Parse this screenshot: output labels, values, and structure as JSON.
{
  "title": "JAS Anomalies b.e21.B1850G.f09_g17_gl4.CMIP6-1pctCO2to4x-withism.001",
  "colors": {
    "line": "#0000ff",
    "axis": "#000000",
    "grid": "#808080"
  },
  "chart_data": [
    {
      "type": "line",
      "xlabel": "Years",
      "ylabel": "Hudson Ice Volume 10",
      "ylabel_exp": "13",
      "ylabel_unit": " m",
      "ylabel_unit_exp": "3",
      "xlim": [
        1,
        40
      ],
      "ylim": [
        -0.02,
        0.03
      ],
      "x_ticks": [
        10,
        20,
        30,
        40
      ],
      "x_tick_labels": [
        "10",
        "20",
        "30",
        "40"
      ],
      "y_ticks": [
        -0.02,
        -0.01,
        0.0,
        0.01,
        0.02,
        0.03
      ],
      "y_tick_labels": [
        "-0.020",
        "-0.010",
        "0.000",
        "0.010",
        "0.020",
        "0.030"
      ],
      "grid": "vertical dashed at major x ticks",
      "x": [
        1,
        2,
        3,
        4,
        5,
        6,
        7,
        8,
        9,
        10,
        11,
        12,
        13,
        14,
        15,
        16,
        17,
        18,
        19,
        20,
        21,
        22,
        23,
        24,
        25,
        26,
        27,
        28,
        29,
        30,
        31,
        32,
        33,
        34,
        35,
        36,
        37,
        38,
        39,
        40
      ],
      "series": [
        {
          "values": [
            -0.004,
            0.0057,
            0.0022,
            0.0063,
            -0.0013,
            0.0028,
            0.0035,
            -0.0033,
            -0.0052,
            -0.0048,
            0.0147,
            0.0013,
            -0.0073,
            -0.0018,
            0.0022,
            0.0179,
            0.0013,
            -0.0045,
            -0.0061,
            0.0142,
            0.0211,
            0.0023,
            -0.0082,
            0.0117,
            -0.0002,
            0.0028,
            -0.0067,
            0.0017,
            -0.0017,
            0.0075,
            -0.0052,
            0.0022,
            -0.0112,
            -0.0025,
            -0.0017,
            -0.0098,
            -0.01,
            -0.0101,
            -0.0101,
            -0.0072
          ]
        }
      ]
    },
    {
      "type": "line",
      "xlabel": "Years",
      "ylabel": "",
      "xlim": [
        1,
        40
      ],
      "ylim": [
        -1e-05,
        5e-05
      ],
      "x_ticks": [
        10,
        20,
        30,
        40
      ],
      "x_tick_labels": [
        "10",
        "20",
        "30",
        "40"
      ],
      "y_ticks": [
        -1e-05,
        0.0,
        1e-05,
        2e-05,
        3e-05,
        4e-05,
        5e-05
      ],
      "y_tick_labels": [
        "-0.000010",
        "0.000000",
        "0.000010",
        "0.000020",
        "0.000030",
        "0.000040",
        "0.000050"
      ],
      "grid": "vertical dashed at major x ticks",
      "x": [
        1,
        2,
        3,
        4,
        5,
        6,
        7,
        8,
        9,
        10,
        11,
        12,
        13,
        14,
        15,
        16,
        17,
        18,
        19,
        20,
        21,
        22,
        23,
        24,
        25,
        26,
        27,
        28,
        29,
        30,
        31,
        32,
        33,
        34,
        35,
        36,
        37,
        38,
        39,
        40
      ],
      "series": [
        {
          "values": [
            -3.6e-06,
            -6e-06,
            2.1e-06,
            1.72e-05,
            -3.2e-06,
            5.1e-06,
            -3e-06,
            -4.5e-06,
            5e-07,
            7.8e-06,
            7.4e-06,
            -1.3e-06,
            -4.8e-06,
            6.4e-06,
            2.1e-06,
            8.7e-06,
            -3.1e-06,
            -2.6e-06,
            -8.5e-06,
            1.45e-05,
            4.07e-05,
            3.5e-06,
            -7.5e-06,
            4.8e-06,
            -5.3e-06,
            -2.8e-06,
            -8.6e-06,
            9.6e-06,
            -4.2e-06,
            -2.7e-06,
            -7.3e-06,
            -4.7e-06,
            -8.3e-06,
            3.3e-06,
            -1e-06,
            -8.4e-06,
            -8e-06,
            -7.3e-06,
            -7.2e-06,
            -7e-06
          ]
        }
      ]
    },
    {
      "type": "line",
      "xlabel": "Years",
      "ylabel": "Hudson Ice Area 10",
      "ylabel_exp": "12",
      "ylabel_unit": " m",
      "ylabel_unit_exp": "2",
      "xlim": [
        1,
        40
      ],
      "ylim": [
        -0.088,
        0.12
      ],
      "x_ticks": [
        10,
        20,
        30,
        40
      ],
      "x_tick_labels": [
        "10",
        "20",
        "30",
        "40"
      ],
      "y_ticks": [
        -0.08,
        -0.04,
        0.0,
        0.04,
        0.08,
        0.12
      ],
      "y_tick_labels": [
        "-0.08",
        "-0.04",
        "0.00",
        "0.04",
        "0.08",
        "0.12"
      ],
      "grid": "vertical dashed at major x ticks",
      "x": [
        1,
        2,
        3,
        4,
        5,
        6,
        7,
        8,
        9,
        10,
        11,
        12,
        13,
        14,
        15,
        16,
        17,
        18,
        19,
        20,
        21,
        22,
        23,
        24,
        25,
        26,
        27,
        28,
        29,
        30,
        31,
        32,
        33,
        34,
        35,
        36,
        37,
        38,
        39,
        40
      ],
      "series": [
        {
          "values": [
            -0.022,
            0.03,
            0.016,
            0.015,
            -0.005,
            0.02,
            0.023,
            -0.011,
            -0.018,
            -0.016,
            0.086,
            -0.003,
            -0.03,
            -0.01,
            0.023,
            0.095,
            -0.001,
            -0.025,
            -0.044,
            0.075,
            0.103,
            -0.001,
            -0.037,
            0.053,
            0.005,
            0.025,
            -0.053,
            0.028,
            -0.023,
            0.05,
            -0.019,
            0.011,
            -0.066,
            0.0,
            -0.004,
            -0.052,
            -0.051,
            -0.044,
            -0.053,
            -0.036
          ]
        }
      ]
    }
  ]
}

----

What you will do →
Copy all of the material word for word.

Full solution →
Parse this screenshot: output labels, values, and structure as JSON.
{
  "title": "JAS Anomalies b.e21.B1850G.f09_g17_gl4.CMIP6-1pctCO2to4x-withism.001",
  "colors": {
    "line": "#0000ff",
    "axis": "#000000",
    "grid": "#808080"
  },
  "chart_data": [
    {
      "type": "line",
      "xlabel": "Years",
      "ylabel": "Hudson Ice Volume 10",
      "ylabel_exp": "13",
      "ylabel_unit": " m",
      "ylabel_unit_exp": "3",
      "xlim": [
        1,
        40
      ],
      "ylim": [
        -0.02,
        0.03
      ],
      "x_ticks": [
        10,
        20,
        30,
        40
      ],
      "x_tick_labels": [
        "10",
        "20",
        "30",
        "40"
      ],
      "y_ticks": [
        -0.02,
        -0.01,
        0.0,
        0.01,
        0.02,
        0.03
      ],
      "y_tick_labels": [
        "-0.020",
        "-0.010",
        "0.000",
        "0.010",
        "0.020",
        "0.030"
      ],
      "grid": "vertical dashed at major x ticks",
      "x": [
        1,
        2,
        3,
        4,
        5,
        6,
        7,
        8,
        9,
        10,
        11,
        12,
        13,
        14,
        15,
        16,
        17,
        18,
        19,
        20,
        21,
        22,
        23,
        24,
        25,
        26,
        27,
        28,
        29,
        30,
        31,
        32,
        33,
        34,
        35,
        36,
        37,
        38,
        39,
        40
      ],
      "series": [
        {
          "values": [
            -0.004,
            0.0057,
            0.0022,
            0.0063,
            -0.0013,
            0.0028,
            0.0035,
            -0.0033,
            -0.0052,
            -0.0048,
            0.0147,
            0.0013,
            -0.0073,
            -0.0018,
            0.0022,
            0.0179,
            0.0013,
            -0.0045,
            -0.0061,
            0.0142,
            0.0211,
            0.0023,
            -0.0082,
            0.0117,
            -0.0002,
            0.0028,
            -0.0067,
            0.0017,
            -0.0017,
            0.0075,
            -0.0052,
            0.0022,
            -0.0112,
            -0.0025,
            -0.0017,
            -0.0098,
            -0.01,
            -0.0101,
            -0.0101,
            -0.0072
          ]
        }
      ]
    },
    {
      "type": "line",
      "xlabel": "Years",
      "ylabel": "",
      "xlim": [
        1,
        40
      ],
      "ylim": [
        -1e-05,
        5e-05
      ],
      "x_ticks": [
        10,
        20,
        30,
        40
      ],
      "x_tick_labels": [
        "10",
        "20",
        "30",
        "40"
      ],
      "y_ticks": [
        -1e-05,
        0.0,
        1e-05,
        2e-05,
        3e-05,
        4e-05,
        5e-05
      ],
      "y_tick_labels": [
        "-0.000010",
        "0.000000",
        "0.000010",
        "0.000020",
        "0.000030",
        "0.000040",
        "0.000050"
      ],
      "grid": "vertical dashed at major x ticks",
      "x": [
        1,
        2,
        3,
        4,
        5,
        6,
        7,
        8,
        9,
        10,
        11,
        12,
        13,
        14,
        15,
        16,
        17,
        18,
        19,
        20,
        21,
        22,
        23,
        24,
        25,
        26,
        27,
        28,
        29,
        30,
        31,
        32,
        33,
        34,
        35,
        36,
        37,
        38,
        39,
        40
      ],
      "series": [
        {
          "values": [
            -3.6e-06,
            -6e-06,
            2.1e-06,
            1.72e-05,
            -3.2e-06,
            5.1e-06,
            -3e-06,
            -4.5e-06,
            5e-07,
            7.8e-06,
            7.4e-06,
            -1.3e-06,
            -4.8e-06,
            6.4e-06,
            2.1e-06,
            8.7e-06,
            -3.1e-06,
            -2.6e-06,
            -8.5e-06,
            1.45e-05,
            4.07e-05,
            3.5e-06,
            -7.5e-06,
            4.8e-06,
            -5.3e-06,
            -2.8e-06,
            -8.6e-06,
            9.6e-06,
            -4.2e-06,
            -2.7e-06,
            -7.3e-06,
            -4.7e-06,
            -8.3e-06,
            3.3e-06,
            -1e-06,
            -8.4e-06,
            -8e-06,
            -7.3e-06,
            -7.2e-06,
            -7e-06
          ]
        }
      ]
    },
    {
      "type": "line",
      "xlabel": "Years",
      "ylabel": "Hudson Ice Area 10",
      "ylabel_exp": "12",
      "ylabel_unit": " m",
      "ylabel_unit_exp": "2",
      "xlim": [
        1,
        40
      ],
      "ylim": [
        -0.088,
        0.12
      ],
      "x_ticks": [
        10,
        20,
        30,
        40
      ],
      "x_tick_labels": [
        "10",
        "20",
        "30",
        "40"
      ],
      "y_ticks": [
        -0.08,
        -0.04,
        0.0,
        0.04,
        0.08,
        0.12
      ],
      "y_tick_labels": [
        "-0.08",
        "-0.04",
        "0.00",
        "0.04",
        "0.08",
        "0.12"
      ],
      "grid": "vertical dashed at major x ticks",
      "x": [
        1,
        2,
        3,
        4,
        5,
        6,
        7,
        8,
        9,
        10,
        11,
        12,
        13,
        14,
        15,
        16,
        17,
        18,
        19,
        20,
        21,
        22,
        23,
        24,
        25,
        26,
        27,
        28,
        29,
        30,
        31,
        32,
        33,
        34,
        35,
        36,
        37,
        38,
        39,
        40
      ],
      "series": [
        {
          "values": [
            -0.022,
            0.03,
            0.016,
            0.015,
            -0.005,
            0.02,
            0.023,
            -0.011,
            -0.018,
            -0.016,
            0.086,
            -0.003,
            -0.03,
            -0.01,
            0.023,
            0.095,
            -0.001,
            -0.025,
            -0.044,
            0.075,
            0.103,
            -0.001,
            -0.037,
            0.053,
            0.005,
            0.025,
            -0.053,
            0.028,
            -0.023,
            0.05,
            -0.019,
            0.011,
            -0.066,
            0.0,
            -0.004,
            -0.052,
            -0.051,
            -0.044,
            -0.053,
            -0.036
          ]
        }
      ]
    }
  ]
}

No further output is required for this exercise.